[Record extracts]

************

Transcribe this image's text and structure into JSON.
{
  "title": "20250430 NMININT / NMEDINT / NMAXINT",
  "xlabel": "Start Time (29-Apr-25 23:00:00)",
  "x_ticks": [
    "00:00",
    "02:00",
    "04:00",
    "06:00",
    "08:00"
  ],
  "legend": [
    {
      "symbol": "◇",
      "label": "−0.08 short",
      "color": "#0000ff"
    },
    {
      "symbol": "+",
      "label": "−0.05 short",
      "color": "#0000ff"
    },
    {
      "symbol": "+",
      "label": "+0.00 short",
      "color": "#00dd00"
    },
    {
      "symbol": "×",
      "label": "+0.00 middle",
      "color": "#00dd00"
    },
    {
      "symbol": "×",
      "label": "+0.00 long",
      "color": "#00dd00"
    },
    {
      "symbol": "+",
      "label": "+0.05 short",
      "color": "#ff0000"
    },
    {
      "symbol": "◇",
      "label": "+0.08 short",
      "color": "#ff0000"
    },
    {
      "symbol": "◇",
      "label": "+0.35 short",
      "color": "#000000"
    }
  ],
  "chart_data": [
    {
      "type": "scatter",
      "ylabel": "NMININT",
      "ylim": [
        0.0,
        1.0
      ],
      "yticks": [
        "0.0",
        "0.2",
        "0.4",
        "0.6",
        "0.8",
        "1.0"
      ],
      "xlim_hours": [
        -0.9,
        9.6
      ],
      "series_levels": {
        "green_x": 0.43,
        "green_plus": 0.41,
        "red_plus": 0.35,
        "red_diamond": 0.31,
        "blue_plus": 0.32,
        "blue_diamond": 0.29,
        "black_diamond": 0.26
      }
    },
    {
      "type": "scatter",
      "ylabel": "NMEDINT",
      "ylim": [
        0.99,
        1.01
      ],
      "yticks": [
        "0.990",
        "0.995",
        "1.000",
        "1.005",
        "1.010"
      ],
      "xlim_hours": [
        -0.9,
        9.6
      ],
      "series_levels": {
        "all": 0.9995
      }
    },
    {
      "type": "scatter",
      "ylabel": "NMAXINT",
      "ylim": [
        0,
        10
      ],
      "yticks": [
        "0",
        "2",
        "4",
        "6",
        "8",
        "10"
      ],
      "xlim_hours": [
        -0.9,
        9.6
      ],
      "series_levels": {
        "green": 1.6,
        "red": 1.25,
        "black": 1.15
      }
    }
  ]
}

************

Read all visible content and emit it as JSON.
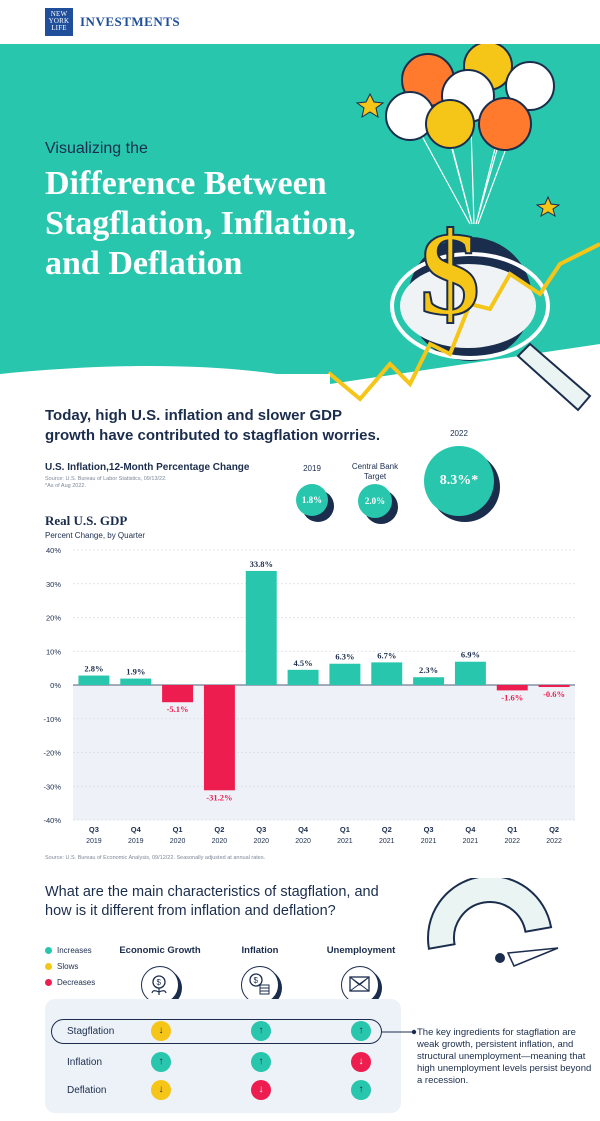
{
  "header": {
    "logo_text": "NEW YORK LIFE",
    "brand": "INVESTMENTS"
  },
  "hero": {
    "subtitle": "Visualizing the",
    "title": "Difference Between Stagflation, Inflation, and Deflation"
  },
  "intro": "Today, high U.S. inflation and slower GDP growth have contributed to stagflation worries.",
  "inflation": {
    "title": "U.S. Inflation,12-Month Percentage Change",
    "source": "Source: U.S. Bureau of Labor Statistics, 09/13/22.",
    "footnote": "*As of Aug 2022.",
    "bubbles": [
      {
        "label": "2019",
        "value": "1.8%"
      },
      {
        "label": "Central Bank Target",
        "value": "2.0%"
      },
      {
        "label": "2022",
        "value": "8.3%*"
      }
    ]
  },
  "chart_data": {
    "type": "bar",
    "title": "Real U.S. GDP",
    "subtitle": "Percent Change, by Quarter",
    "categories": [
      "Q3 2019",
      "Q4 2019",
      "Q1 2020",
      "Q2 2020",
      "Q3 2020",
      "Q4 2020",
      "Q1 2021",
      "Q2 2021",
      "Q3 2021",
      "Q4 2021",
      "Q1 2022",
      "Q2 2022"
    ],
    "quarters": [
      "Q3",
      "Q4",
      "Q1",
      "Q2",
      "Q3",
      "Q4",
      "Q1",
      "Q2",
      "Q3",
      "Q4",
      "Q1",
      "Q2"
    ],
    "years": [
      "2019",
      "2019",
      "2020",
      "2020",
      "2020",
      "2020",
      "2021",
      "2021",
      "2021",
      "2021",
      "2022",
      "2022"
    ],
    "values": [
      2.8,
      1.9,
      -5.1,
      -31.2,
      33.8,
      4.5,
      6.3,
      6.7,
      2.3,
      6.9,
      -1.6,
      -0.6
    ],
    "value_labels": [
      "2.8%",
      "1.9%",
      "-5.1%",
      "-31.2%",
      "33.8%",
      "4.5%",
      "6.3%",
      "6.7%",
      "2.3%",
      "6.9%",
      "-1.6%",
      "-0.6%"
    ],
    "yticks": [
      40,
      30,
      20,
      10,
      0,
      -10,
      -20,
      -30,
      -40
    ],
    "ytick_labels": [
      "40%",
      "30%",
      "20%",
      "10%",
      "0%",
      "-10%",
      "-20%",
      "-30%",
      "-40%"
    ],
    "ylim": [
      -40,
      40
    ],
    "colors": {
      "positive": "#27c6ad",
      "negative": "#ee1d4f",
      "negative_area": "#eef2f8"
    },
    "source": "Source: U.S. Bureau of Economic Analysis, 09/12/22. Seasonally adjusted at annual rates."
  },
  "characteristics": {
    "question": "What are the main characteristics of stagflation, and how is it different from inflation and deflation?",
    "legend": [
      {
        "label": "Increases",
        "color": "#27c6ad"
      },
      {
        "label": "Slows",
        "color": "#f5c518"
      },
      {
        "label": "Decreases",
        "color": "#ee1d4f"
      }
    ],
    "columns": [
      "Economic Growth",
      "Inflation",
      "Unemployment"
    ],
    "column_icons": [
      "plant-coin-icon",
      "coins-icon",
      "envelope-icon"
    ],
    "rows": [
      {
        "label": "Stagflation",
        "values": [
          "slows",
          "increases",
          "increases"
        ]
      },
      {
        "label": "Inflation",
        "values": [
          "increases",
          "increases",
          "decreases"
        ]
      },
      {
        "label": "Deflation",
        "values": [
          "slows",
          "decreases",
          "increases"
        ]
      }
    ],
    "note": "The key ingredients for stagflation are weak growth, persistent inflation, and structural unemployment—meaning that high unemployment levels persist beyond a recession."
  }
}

************

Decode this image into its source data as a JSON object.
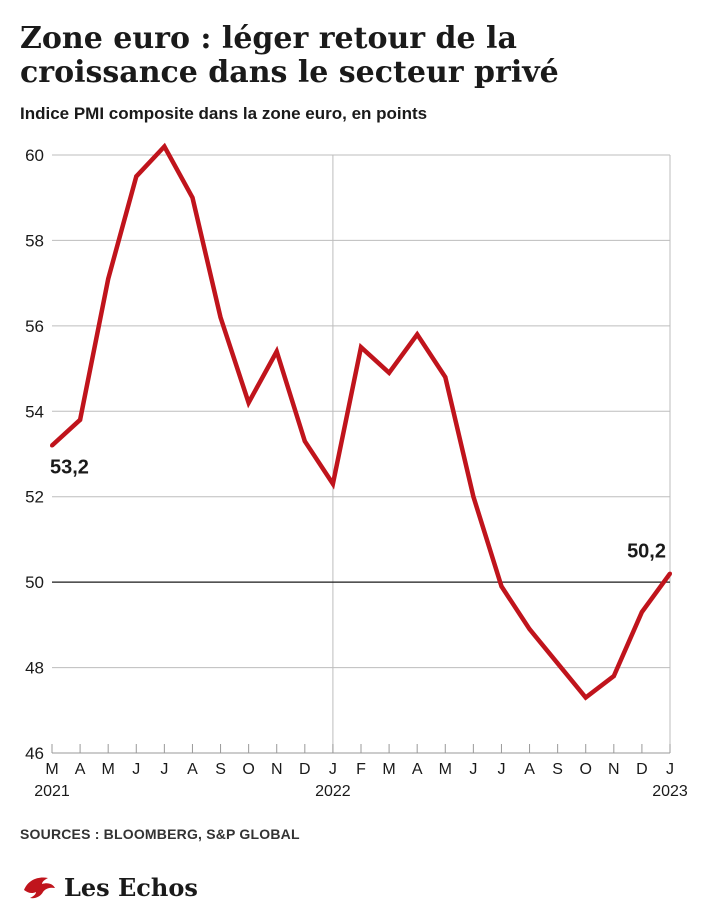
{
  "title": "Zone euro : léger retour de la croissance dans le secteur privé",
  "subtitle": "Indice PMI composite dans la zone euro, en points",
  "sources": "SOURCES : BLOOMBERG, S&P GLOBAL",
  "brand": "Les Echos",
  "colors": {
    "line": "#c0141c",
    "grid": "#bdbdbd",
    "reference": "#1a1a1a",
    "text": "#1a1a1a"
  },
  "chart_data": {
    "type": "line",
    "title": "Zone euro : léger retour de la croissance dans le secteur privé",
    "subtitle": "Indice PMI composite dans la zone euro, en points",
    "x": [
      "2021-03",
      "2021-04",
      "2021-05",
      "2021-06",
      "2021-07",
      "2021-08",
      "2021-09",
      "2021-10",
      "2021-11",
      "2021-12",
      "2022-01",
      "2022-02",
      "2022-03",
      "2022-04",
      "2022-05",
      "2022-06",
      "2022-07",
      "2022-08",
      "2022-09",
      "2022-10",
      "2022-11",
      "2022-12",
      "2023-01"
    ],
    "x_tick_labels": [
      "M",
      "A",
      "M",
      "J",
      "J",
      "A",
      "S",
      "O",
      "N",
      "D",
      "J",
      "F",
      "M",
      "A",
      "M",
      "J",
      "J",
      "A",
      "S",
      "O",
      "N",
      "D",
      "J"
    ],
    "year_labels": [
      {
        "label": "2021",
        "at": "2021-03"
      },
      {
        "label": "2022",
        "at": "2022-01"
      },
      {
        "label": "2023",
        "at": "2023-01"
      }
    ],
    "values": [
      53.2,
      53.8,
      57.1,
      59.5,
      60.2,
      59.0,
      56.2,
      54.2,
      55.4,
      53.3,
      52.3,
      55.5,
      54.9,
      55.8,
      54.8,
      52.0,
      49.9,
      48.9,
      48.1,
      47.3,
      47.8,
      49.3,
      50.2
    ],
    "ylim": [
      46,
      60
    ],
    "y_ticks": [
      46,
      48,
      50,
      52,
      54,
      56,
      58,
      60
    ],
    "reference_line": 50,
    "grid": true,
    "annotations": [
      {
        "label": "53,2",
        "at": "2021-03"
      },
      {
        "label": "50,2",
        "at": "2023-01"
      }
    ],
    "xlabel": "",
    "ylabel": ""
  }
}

************

[Short exercise] Go over the records above line by line and count those holding the word "dans". Reply only with the number.

[Solved problem] 4